[Source records]
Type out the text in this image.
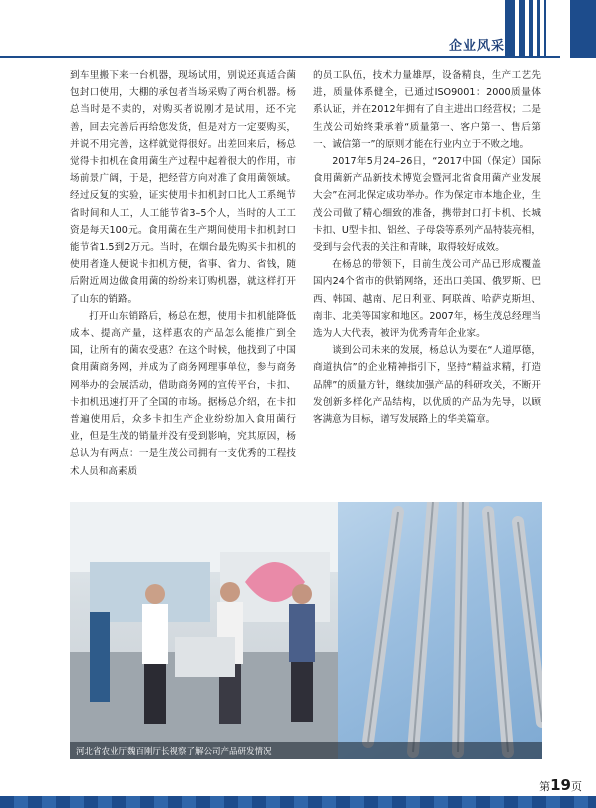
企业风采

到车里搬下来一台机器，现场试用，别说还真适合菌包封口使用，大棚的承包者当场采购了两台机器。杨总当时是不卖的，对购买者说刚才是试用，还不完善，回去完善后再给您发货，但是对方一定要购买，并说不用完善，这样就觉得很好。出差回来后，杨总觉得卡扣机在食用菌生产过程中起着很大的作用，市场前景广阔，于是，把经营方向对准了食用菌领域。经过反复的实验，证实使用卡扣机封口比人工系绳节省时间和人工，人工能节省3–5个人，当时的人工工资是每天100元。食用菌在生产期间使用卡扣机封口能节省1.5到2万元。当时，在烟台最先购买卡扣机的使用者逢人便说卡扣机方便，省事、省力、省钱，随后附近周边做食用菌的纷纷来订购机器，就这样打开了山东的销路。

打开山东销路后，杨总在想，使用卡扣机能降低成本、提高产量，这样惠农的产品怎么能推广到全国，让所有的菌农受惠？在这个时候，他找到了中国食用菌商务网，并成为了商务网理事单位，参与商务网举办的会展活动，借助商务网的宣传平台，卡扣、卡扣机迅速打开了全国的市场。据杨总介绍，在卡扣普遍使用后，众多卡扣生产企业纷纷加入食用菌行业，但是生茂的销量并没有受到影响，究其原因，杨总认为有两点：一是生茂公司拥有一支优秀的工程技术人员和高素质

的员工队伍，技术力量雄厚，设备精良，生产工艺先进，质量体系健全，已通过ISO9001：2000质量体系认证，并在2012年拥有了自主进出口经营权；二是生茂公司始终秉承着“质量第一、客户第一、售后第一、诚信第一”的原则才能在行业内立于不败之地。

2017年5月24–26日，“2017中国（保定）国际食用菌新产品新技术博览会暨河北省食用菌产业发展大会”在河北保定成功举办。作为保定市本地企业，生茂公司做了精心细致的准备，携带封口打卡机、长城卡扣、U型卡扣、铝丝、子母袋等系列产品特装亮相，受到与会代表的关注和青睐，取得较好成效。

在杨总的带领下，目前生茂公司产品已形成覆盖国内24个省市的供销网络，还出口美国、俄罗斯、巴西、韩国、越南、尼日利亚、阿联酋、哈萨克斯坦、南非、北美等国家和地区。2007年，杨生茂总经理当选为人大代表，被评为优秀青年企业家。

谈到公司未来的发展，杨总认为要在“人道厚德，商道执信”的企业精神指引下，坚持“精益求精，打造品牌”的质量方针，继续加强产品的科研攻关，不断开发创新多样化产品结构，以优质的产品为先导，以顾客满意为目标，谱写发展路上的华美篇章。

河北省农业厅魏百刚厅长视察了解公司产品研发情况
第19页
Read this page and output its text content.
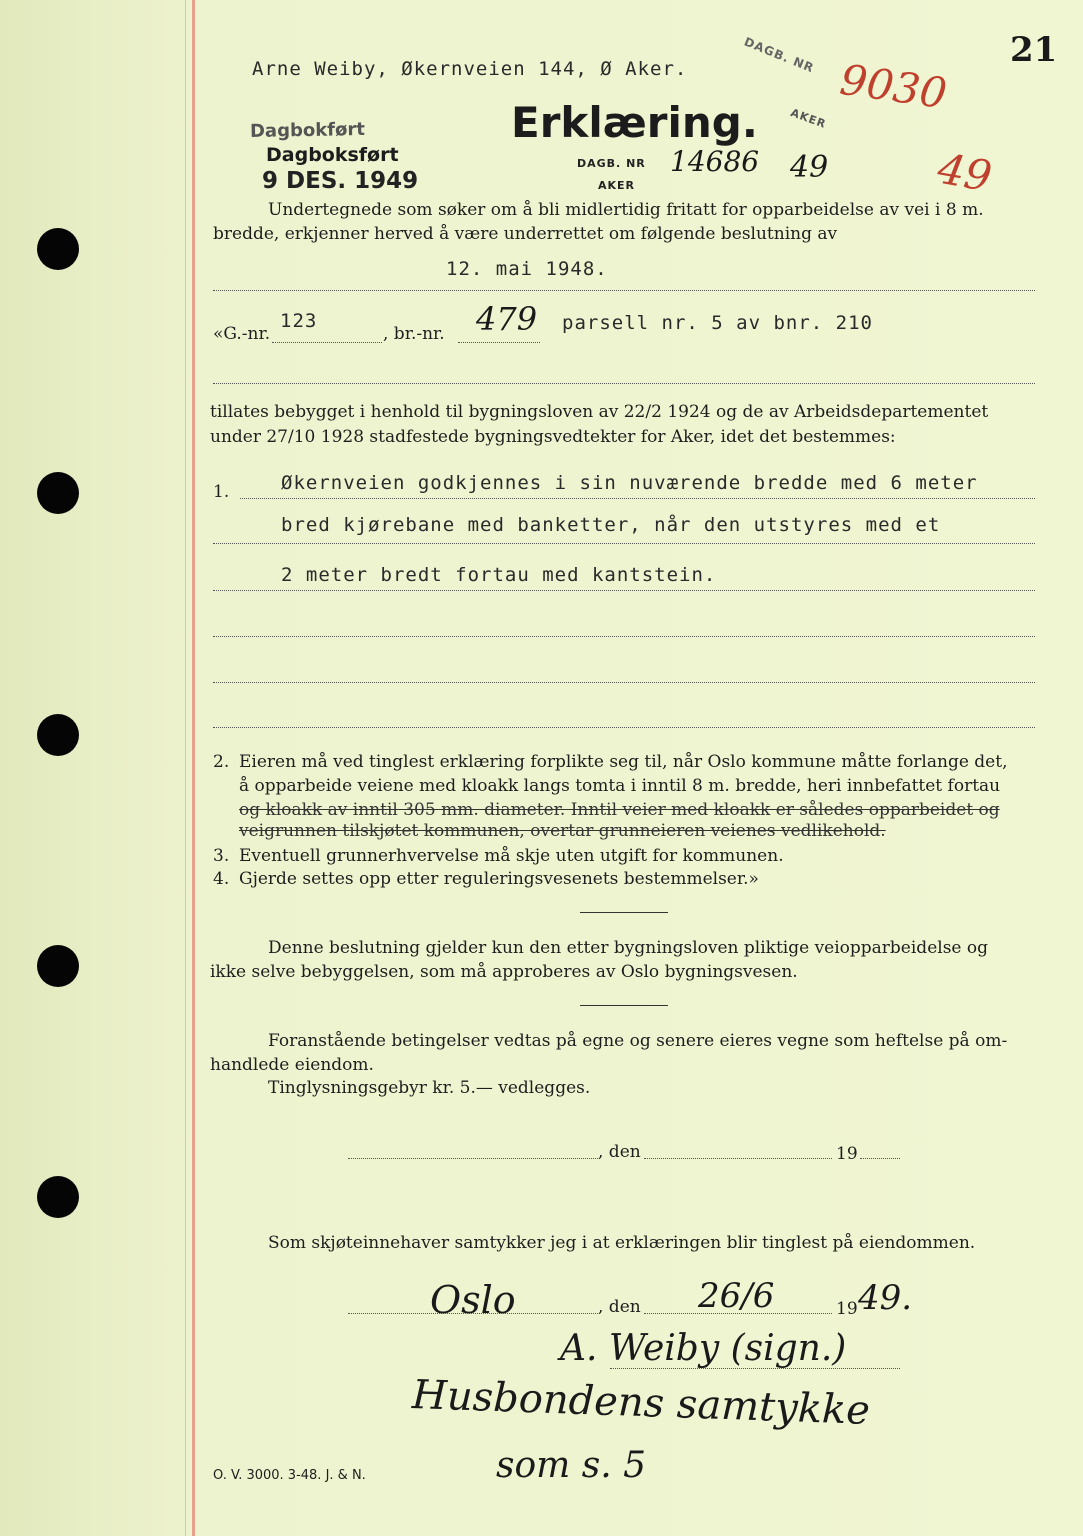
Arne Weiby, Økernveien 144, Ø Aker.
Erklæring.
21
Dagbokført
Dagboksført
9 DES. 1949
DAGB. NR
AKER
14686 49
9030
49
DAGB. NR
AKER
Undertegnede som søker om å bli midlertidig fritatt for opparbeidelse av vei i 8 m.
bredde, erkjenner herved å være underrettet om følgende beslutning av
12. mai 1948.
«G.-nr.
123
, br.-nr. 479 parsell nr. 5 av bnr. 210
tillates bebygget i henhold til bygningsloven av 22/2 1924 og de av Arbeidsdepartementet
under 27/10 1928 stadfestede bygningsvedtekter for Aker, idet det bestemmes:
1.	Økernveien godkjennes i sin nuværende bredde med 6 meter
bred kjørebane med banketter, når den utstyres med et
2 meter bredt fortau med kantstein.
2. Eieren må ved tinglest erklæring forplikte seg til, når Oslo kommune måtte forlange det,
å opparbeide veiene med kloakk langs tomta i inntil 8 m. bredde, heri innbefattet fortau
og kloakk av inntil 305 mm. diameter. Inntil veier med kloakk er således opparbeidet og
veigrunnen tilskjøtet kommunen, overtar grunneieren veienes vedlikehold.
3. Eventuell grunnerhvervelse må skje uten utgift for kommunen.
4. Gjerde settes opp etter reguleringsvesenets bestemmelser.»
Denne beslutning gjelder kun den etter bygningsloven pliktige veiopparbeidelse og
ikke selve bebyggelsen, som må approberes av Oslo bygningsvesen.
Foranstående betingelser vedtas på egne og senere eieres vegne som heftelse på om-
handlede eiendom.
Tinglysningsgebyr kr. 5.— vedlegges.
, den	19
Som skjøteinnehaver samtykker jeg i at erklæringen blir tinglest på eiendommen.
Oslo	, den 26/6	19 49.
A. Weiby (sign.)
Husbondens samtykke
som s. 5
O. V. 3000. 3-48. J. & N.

[Objective]
Leaving out the pictures, repeat the data above exactly.

[Solution]
Type out the text in this image.
企业风采

到车里搬下来一台机器，现场试用，别说还真适合菌包封口使用，大棚的承包者当场采购了两台机器。杨总当时是不卖的，对购买者说刚才是试用，还不完善，回去完善后再给您发货，但是对方一定要购买，并说不用完善，这样就觉得很好。出差回来后，杨总觉得卡扣机在食用菌生产过程中起着很大的作用，市场前景广阔，于是，把经营方向对准了食用菌领域。经过反复的实验，证实使用卡扣机封口比人工系绳节省时间和人工，人工能节省3–5个人，当时的人工工资是每天100元。食用菌在生产期间使用卡扣机封口能节省1.5到2万元。当时，在烟台最先购买卡扣机的使用者逢人便说卡扣机方便，省事、省力、省钱，随后附近周边做食用菌的纷纷来订购机器，就这样打开了山东的销路。

打开山东销路后，杨总在想，使用卡扣机能降低成本、提高产量，这样惠农的产品怎么能推广到全国，让所有的菌农受惠？在这个时候，他找到了中国食用菌商务网，并成为了商务网理事单位，参与商务网举办的会展活动，借助商务网的宣传平台，卡扣、卡扣机迅速打开了全国的市场。据杨总介绍，在卡扣普遍使用后，众多卡扣生产企业纷纷加入食用菌行业，但是生茂的销量并没有受到影响，究其原因，杨总认为有两点：一是生茂公司拥有一支优秀的工程技术人员和高素质

的员工队伍，技术力量雄厚，设备精良，生产工艺先进，质量体系健全，已通过ISO9001：2000质量体系认证，并在2012年拥有了自主进出口经营权；二是生茂公司始终秉承着“质量第一、客户第一、售后第一、诚信第一”的原则才能在行业内立于不败之地。

2017年5月24–26日，“2017中国（保定）国际食用菌新产品新技术博览会暨河北省食用菌产业发展大会”在河北保定成功举办。作为保定市本地企业，生茂公司做了精心细致的准备，携带封口打卡机、长城卡扣、U型卡扣、铝丝、子母袋等系列产品特装亮相，受到与会代表的关注和青睐，取得较好成效。

在杨总的带领下，目前生茂公司产品已形成覆盖国内24个省市的供销网络，还出口美国、俄罗斯、巴西、韩国、越南、尼日利亚、阿联酋、哈萨克斯坦、南非、北美等国家和地区。2007年，杨生茂总经理当选为人大代表，被评为优秀青年企业家。

谈到公司未来的发展，杨总认为要在“人道厚德，商道执信”的企业精神指引下，坚持“精益求精，打造品牌”的质量方针，继续加强产品的科研攻关，不断开发创新多样化产品结构，以优质的产品为先导，以顾客满意为目标，谱写发展路上的华美篇章。

河北省农业厅魏百刚厅长视察了解公司产品研发情况
第19页
Read this page and output its text content.
Arne Weiby, Økernveien 144, Ø Aker.
Erklæring.
21
Dagbokført
Dagboksført
9 DES. 1949
DAGB. NR
AKER
14686 49
9030
49
DAGB. NR
AKER
Undertegnede som søker om å bli midlertidig fritatt for opparbeidelse av vei i 8 m.
bredde, erkjenner herved å være underrettet om følgende beslutning av
12. mai 1948.
«G.-nr.
123
, br.-nr. 479 parsell nr. 5 av bnr. 210
tillates bebygget i henhold til bygningsloven av 22/2 1924 og de av Arbeidsdepartementet
under 27/10 1928 stadfestede bygningsvedtekter for Aker, idet det bestemmes:
1.	Økernveien godkjennes i sin nuværende bredde med 6 meter
bred kjørebane med banketter, når den utstyres med et
2 meter bredt fortau med kantstein.
2. Eieren må ved tinglest erklæring forplikte seg til, når Oslo kommune måtte forlange det,
å opparbeide veiene med kloakk langs tomta i inntil 8 m. bredde, heri innbefattet fortau
og kloakk av inntil 305 mm. diameter. Inntil veier med kloakk er således opparbeidet og
veigrunnen tilskjøtet kommunen, overtar grunneieren veienes vedlikehold.
3. Eventuell grunnerhvervelse må skje uten utgift for kommunen.
4. Gjerde settes opp etter reguleringsvesenets bestemmelser.»
Denne beslutning gjelder kun den etter bygningsloven pliktige veiopparbeidelse og
ikke selve bebyggelsen, som må approberes av Oslo bygningsvesen.
Foranstående betingelser vedtas på egne og senere eieres vegne som heftelse på om-
handlede eiendom.
Tinglysningsgebyr kr. 5.— vedlegges.
, den	19
Som skjøteinnehaver samtykker jeg i at erklæringen blir tinglest på eiendommen.
Oslo	, den 26/6	19 49.
A. Weiby (sign.)
Husbondens samtykke
som s. 5
O. V. 3000. 3-48. J. & N.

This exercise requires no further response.